Work to be completed: Retrieve each line that contains the word "text" from the entries below.

"""

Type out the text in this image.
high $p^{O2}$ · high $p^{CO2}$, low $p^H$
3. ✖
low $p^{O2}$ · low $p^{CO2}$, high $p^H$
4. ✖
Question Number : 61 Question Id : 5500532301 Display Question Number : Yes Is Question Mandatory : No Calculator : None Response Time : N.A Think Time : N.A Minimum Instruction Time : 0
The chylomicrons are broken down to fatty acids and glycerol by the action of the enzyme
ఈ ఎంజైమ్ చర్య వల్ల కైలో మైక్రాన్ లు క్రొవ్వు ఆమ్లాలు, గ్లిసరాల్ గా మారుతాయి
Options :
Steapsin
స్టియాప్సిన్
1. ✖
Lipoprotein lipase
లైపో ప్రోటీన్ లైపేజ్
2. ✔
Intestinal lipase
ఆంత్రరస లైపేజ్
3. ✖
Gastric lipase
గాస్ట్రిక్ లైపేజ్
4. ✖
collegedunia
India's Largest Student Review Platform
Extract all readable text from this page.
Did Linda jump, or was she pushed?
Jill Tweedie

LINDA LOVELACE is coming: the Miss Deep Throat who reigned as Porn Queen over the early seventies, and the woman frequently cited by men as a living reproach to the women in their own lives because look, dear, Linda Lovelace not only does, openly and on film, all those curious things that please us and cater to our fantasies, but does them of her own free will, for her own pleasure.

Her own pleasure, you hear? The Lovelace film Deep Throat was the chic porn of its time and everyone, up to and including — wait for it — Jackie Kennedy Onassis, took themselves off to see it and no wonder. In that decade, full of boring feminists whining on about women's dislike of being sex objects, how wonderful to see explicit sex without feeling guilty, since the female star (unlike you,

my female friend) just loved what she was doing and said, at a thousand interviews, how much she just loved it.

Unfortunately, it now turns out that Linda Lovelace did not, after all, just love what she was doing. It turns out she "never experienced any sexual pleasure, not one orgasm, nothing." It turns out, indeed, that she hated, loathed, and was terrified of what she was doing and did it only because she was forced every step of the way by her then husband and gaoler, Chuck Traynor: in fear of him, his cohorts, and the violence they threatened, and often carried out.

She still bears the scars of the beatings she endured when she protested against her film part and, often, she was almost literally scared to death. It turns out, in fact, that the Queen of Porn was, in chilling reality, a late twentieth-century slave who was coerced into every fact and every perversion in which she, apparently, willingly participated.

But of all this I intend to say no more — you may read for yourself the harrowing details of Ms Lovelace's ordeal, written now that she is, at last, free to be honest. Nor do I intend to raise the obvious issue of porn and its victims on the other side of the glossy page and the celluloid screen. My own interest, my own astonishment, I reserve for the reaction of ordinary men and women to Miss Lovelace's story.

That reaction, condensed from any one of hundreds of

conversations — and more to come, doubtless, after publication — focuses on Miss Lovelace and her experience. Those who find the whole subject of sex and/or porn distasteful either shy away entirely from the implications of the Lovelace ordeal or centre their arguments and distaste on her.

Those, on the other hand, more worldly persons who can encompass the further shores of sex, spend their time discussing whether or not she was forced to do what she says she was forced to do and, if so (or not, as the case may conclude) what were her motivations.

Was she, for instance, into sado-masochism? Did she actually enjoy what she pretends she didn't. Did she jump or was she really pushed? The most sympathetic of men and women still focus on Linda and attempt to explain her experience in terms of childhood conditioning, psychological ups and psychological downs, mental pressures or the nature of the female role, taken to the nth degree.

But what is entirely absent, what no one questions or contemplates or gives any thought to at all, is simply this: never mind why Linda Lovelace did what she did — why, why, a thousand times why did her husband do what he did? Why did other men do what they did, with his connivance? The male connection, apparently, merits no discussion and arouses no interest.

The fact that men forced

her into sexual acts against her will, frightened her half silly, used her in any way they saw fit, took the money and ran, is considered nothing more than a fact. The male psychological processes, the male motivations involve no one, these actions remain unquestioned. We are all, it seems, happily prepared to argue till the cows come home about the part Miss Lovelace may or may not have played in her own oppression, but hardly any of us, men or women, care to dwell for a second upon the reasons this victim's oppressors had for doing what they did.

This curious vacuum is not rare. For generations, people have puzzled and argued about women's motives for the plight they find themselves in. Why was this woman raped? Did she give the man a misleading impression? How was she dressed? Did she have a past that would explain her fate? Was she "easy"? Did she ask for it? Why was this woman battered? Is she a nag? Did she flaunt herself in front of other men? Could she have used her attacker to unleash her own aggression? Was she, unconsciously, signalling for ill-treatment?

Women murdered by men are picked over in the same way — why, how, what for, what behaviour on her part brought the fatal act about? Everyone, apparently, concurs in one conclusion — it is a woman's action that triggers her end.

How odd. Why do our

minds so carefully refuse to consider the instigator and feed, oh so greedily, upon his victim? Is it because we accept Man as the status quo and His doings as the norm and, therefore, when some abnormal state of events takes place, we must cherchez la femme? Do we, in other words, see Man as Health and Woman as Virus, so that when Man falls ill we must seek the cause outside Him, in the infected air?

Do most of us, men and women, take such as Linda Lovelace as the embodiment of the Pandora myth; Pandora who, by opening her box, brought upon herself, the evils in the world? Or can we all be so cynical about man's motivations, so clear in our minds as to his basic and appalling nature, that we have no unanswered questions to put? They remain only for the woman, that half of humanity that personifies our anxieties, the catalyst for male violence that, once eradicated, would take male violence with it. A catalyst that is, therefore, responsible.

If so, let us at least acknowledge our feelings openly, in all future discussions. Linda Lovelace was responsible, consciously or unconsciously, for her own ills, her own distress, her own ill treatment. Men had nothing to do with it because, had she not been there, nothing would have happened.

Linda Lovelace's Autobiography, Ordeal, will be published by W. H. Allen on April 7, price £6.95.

"""

Exercise solution:
Type out the text in this image.
Extract all readable text from this page.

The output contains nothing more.